[Excerpts from a layout annotation set]
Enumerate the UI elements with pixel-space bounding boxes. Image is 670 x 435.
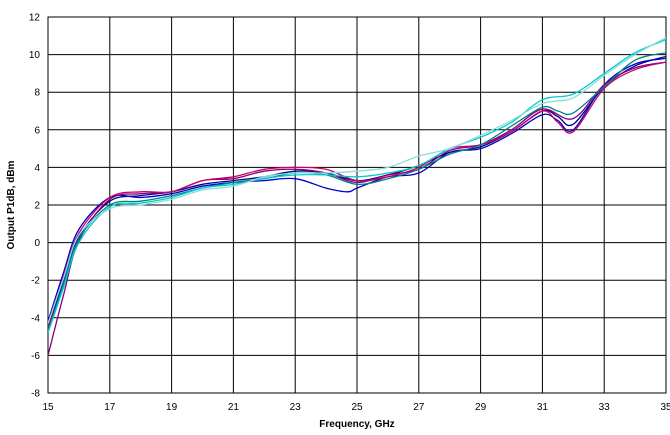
series-group	[48, 37, 666, 356]
x-tick-label: 17	[104, 402, 116, 413]
y-tick-label: 8	[34, 88, 40, 99]
series-line-6	[48, 39, 666, 334]
y-axis-title: Output P1dB, dBm	[6, 160, 17, 249]
y-tick-label: 12	[29, 13, 41, 24]
y-tick-label: 6	[34, 125, 40, 136]
x-tick-labels: 15 17 19 21 23 25 27 29 31 33 35	[42, 402, 670, 413]
x-tick-label: 19	[166, 402, 178, 413]
x-tick-label: 15	[42, 402, 54, 413]
series-line-4	[48, 61, 666, 328]
x-tick-label: 29	[475, 402, 487, 413]
x-tick-label: 21	[228, 402, 240, 413]
series-line-7	[48, 37, 666, 324]
y-tick-label: -2	[31, 276, 40, 287]
y-tick-label: 2	[34, 201, 40, 212]
series-line-2	[48, 57, 666, 322]
x-tick-label: 27	[413, 402, 425, 413]
x-tick-label: 23	[290, 402, 302, 413]
y-tick-label: -8	[31, 389, 40, 400]
series-line-3	[48, 61, 666, 356]
x-tick-label: 35	[660, 402, 670, 413]
x-tick-label: 25	[351, 402, 363, 413]
y-tick-label: 4	[34, 163, 40, 174]
y-tick-label: 0	[34, 238, 40, 249]
x-axis-title: Frequency, GHz	[319, 419, 394, 430]
y-tick-label: -6	[31, 351, 40, 362]
y-tick-label: 10	[29, 50, 41, 61]
x-tick-label: 31	[537, 402, 549, 413]
plot-frame	[47, 16, 667, 394]
y-tick-label: -4	[31, 313, 40, 324]
y-tick-labels: -8 -6 -4 -2 0 2 4 6 8 10 12	[29, 13, 41, 400]
x-tick-label: 33	[599, 402, 611, 413]
series-line-5	[48, 52, 666, 332]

◆ REQUIREMENT ◆
Substitute "Signal frequency" for "Frequency" throughout the records above and write them out again with nothing else changed. Leave the pictures out.

◆ REPLY TO THE EXERCISE ◆
Enumerate the UI elements with pixel-space bounding boxes. Image is 670 x 435.
series-group	[48, 37, 666, 356]
x-tick-label: 17	[104, 402, 116, 413]
y-tick-label: 8	[34, 88, 40, 99]
series-line-6	[48, 39, 666, 334]
y-axis-title: Output P1dB, dBm	[6, 160, 17, 249]
y-tick-label: 12	[29, 13, 41, 24]
y-tick-label: 6	[34, 125, 40, 136]
x-tick-labels: 15 17 19 21 23 25 27 29 31 33 35	[42, 402, 670, 413]
x-tick-label: 19	[166, 402, 178, 413]
x-tick-label: 15	[42, 402, 54, 413]
series-line-4	[48, 61, 666, 328]
x-tick-label: 29	[475, 402, 487, 413]
x-tick-label: 21	[228, 402, 240, 413]
series-line-7	[48, 37, 666, 324]
y-tick-label: -2	[31, 276, 40, 287]
y-tick-label: 2	[34, 201, 40, 212]
series-line-2	[48, 57, 666, 322]
x-tick-label: 27	[413, 402, 425, 413]
x-tick-label: 23	[290, 402, 302, 413]
y-tick-label: -8	[31, 389, 40, 400]
series-line-3	[48, 61, 666, 356]
x-tick-label: 35	[660, 402, 670, 413]
x-tick-label: 25	[351, 402, 363, 413]
y-tick-label: 4	[34, 163, 40, 174]
y-tick-label: 0	[34, 238, 40, 249]
x-axis-title: Signal frequency, GHz	[319, 419, 394, 430]
y-tick-label: -6	[31, 351, 40, 362]
y-tick-label: 10	[29, 50, 41, 61]
x-tick-label: 31	[537, 402, 549, 413]
plot-frame	[47, 16, 667, 394]
y-tick-label: -4	[31, 313, 40, 324]
y-tick-labels: -8 -6 -4 -2 0 2 4 6 8 10 12	[29, 13, 41, 400]
x-tick-label: 33	[599, 402, 611, 413]
series-line-5	[48, 52, 666, 332]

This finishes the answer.